**Problem description**
Reproduce the entries below in full, word for word.

**Entries supplied**
+ + +

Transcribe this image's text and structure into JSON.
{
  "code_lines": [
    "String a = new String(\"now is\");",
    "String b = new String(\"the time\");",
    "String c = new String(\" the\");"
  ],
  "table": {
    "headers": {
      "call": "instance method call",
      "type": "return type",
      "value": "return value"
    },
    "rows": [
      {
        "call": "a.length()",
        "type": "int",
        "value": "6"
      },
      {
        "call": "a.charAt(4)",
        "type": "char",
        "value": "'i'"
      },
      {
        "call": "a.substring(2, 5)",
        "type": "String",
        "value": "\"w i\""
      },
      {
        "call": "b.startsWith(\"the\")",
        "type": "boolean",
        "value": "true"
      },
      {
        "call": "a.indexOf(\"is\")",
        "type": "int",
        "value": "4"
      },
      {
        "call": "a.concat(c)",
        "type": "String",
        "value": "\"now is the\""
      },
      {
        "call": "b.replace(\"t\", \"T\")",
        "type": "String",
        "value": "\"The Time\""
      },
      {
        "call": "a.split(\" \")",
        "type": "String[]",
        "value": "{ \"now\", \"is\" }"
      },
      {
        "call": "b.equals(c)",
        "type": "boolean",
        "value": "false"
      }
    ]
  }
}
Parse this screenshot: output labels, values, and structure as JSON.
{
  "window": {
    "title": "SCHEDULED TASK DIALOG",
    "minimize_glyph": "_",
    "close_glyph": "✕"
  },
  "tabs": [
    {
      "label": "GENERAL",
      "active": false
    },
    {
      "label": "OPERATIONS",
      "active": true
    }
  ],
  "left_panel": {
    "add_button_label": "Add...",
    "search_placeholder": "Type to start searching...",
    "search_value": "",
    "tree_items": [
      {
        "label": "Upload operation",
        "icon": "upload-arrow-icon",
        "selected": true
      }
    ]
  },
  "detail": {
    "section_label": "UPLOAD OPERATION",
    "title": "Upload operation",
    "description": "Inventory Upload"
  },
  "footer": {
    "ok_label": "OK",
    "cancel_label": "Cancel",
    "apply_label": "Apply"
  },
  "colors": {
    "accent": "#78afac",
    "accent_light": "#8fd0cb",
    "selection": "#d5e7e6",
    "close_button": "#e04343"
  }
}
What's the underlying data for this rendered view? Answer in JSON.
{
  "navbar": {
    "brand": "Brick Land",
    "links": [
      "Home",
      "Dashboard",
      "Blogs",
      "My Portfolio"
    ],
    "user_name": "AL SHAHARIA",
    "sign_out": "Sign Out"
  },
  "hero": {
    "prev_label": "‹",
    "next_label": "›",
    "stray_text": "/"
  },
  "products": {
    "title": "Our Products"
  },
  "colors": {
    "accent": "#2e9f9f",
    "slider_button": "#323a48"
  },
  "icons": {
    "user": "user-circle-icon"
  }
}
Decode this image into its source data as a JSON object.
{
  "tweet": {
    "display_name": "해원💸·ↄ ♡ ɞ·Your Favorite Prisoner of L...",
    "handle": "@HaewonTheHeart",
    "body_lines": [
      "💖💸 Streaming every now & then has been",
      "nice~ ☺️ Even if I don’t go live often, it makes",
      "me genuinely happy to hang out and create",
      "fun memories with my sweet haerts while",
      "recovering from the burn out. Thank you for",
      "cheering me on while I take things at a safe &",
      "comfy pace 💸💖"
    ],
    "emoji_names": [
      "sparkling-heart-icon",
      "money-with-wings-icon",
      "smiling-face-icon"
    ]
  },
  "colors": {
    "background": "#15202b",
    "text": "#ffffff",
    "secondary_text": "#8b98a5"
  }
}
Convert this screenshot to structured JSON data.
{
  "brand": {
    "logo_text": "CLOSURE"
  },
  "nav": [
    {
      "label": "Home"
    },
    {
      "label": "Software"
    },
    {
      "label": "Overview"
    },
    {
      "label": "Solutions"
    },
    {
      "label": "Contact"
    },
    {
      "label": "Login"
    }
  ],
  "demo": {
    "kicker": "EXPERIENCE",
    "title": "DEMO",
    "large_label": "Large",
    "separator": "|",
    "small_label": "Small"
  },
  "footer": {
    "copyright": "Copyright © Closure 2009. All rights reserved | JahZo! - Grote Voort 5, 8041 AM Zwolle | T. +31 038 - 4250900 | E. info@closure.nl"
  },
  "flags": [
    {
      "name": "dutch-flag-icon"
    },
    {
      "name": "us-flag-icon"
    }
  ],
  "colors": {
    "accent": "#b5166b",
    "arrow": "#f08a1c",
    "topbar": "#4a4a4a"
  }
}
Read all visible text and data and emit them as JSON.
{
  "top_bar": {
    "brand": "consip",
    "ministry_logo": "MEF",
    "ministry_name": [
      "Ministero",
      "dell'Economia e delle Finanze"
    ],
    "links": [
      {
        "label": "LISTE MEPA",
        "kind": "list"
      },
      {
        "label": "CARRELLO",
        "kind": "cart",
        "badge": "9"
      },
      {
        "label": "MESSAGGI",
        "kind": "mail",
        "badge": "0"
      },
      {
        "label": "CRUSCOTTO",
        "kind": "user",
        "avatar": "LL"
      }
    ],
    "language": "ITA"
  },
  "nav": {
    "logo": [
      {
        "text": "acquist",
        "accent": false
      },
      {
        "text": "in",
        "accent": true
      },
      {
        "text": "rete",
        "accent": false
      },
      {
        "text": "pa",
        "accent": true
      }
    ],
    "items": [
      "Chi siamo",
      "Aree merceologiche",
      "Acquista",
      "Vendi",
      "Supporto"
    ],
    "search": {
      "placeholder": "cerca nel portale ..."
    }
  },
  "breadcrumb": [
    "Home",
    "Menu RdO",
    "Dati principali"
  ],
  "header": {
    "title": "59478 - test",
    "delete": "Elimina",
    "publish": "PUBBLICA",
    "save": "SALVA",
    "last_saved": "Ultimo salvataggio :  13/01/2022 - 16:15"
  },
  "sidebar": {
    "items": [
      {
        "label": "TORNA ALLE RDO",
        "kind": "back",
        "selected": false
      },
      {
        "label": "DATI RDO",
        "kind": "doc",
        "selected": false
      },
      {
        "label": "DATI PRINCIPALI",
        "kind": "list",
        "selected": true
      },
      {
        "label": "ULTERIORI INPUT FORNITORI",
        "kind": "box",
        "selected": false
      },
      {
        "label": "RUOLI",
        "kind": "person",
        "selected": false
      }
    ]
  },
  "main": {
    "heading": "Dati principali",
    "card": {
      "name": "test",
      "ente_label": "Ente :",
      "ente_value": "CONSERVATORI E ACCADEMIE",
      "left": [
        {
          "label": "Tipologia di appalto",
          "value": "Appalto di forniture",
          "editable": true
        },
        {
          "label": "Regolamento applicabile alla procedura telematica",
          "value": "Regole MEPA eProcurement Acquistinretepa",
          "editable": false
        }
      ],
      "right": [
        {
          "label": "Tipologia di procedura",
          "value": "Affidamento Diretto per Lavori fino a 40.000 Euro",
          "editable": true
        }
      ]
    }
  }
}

+ + +

**Response to this task**
Transcribe this image's text and structure into JSON.
{
  "code_lines": [
    "String a = new String(\"now is\");",
    "String b = new String(\"the time\");",
    "String c = new String(\" the\");"
  ],
  "table": {
    "headers": {
      "call": "instance method call",
      "type": "return type",
      "value": "return value"
    },
    "rows": [
      {
        "call": "a.length()",
        "type": "int",
        "value": "6"
      },
      {
        "call": "a.charAt(4)",
        "type": "char",
        "value": "'i'"
      },
      {
        "call": "a.substring(2, 5)",
        "type": "String",
        "value": "\"w i\""
      },
      {
        "call": "b.startsWith(\"the\")",
        "type": "boolean",
        "value": "true"
      },
      {
        "call": "a.indexOf(\"is\")",
        "type": "int",
        "value": "4"
      },
      {
        "call": "a.concat(c)",
        "type": "String",
        "value": "\"now is the\""
      },
      {
        "call": "b.replace(\"t\", \"T\")",
        "type": "String",
        "value": "\"The Time\""
      },
      {
        "call": "a.split(\" \")",
        "type": "String[]",
        "value": "{ \"now\", \"is\" }"
      },
      {
        "call": "b.equals(c)",
        "type": "boolean",
        "value": "false"
      }
    ]
  }
}
Parse this screenshot: output labels, values, and structure as JSON.
{
  "window": {
    "title": "SCHEDULED TASK DIALOG",
    "minimize_glyph": "_",
    "close_glyph": "✕"
  },
  "tabs": [
    {
      "label": "GENERAL",
      "active": false
    },
    {
      "label": "OPERATIONS",
      "active": true
    }
  ],
  "left_panel": {
    "add_button_label": "Add...",
    "search_placeholder": "Type to start searching...",
    "search_value": "",
    "tree_items": [
      {
        "label": "Upload operation",
        "icon": "upload-arrow-icon",
        "selected": true
      }
    ]
  },
  "detail": {
    "section_label": "UPLOAD OPERATION",
    "title": "Upload operation",
    "description": "Inventory Upload"
  },
  "footer": {
    "ok_label": "OK",
    "cancel_label": "Cancel",
    "apply_label": "Apply"
  },
  "colors": {
    "accent": "#78afac",
    "accent_light": "#8fd0cb",
    "selection": "#d5e7e6",
    "close_button": "#e04343"
  }
}
What's the underlying data for this rendered view? Answer in JSON.
{
  "navbar": {
    "brand": "Brick Land",
    "links": [
      "Home",
      "Dashboard",
      "Blogs",
      "My Portfolio"
    ],
    "user_name": "AL SHAHARIA",
    "sign_out": "Sign Out"
  },
  "hero": {
    "prev_label": "‹",
    "next_label": "›",
    "stray_text": "/"
  },
  "products": {
    "title": "Our Products"
  },
  "colors": {
    "accent": "#2e9f9f",
    "slider_button": "#323a48"
  },
  "icons": {
    "user": "user-circle-icon"
  }
}
Decode this image into its source data as a JSON object.
{
  "tweet": {
    "display_name": "해원💸·ↄ ♡ ɞ·Your Favorite Prisoner of L...",
    "handle": "@HaewonTheHeart",
    "body_lines": [
      "💖💸 Streaming every now & then has been",
      "nice~ ☺️ Even if I don’t go live often, it makes",
      "me genuinely happy to hang out and create",
      "fun memories with my sweet haerts while",
      "recovering from the burn out. Thank you for",
      "cheering me on while I take things at a safe &",
      "comfy pace 💸💖"
    ],
    "emoji_names": [
      "sparkling-heart-icon",
      "money-with-wings-icon",
      "smiling-face-icon"
    ]
  },
  "colors": {
    "background": "#15202b",
    "text": "#ffffff",
    "secondary_text": "#8b98a5"
  }
}
Convert this screenshot to structured JSON data.
{
  "brand": {
    "logo_text": "CLOSURE"
  },
  "nav": [
    {
      "label": "Home"
    },
    {
      "label": "Software"
    },
    {
      "label": "Overview"
    },
    {
      "label": "Solutions"
    },
    {
      "label": "Contact"
    },
    {
      "label": "Login"
    }
  ],
  "demo": {
    "kicker": "EXPERIENCE",
    "title": "DEMO",
    "large_label": "Large",
    "separator": "|",
    "small_label": "Small"
  },
  "footer": {
    "copyright": "Copyright © Closure 2009. All rights reserved | JahZo! - Grote Voort 5, 8041 AM Zwolle | T. +31 038 - 4250900 | E. info@closure.nl"
  },
  "flags": [
    {
      "name": "dutch-flag-icon"
    },
    {
      "name": "us-flag-icon"
    }
  ],
  "colors": {
    "accent": "#b5166b",
    "arrow": "#f08a1c",
    "topbar": "#4a4a4a"
  }
}
Read all visible text and data and emit them as JSON.
{
  "top_bar": {
    "brand": "consip",
    "ministry_logo": "MEF",
    "ministry_name": [
      "Ministero",
      "dell'Economia e delle Finanze"
    ],
    "links": [
      {
        "label": "LISTE MEPA",
        "kind": "list"
      },
      {
        "label": "CARRELLO",
        "kind": "cart",
        "badge": "9"
      },
      {
        "label": "MESSAGGI",
        "kind": "mail",
        "badge": "0"
      },
      {
        "label": "CRUSCOTTO",
        "kind": "user",
        "avatar": "LL"
      }
    ],
    "language": "ITA"
  },
  "nav": {
    "logo": [
      {
        "text": "acquist",
        "accent": false
      },
      {
        "text": "in",
        "accent": true
      },
      {
        "text": "rete",
        "accent": false
      },
      {
        "text": "pa",
        "accent": true
      }
    ],
    "items": [
      "Chi siamo",
      "Aree merceologiche",
      "Acquista",
      "Vendi",
      "Supporto"
    ],
    "search": {
      "placeholder": "cerca nel portale ..."
    }
  },
  "breadcrumb": [
    "Home",
    "Menu RdO",
    "Dati principali"
  ],
  "header": {
    "title": "59478 - test",
    "delete": "Elimina",
    "publish": "PUBBLICA",
    "save": "SALVA",
    "last_saved": "Ultimo salvataggio :  13/01/2022 - 16:15"
  },
  "sidebar": {
    "items": [
      {
        "label": "TORNA ALLE RDO",
        "kind": "back",
        "selected": false
      },
      {
        "label": "DATI RDO",
        "kind": "doc",
        "selected": false
      },
      {
        "label": "DATI PRINCIPALI",
        "kind": "list",
        "selected": true
      },
      {
        "label": "ULTERIORI INPUT FORNITORI",
        "kind": "box",
        "selected": false
      },
      {
        "label": "RUOLI",
        "kind": "person",
        "selected": false
      }
    ]
  },
  "main": {
    "heading": "Dati principali",
    "card": {
      "name": "test",
      "ente_label": "Ente :",
      "ente_value": "CONSERVATORI E ACCADEMIE",
      "left": [
        {
          "label": "Tipologia di appalto",
          "value": "Appalto di forniture",
          "editable": true
        },
        {
          "label": "Regolamento applicabile alla procedura telematica",
          "value": "Regole MEPA eProcurement Acquistinretepa",
          "editable": false
        }
      ],
      "right": [
        {
          "label": "Tipologia di procedura",
          "value": "Affidamento Diretto per Lavori fino a 40.000 Euro",
          "editable": true
        }
      ]
    }
  }
}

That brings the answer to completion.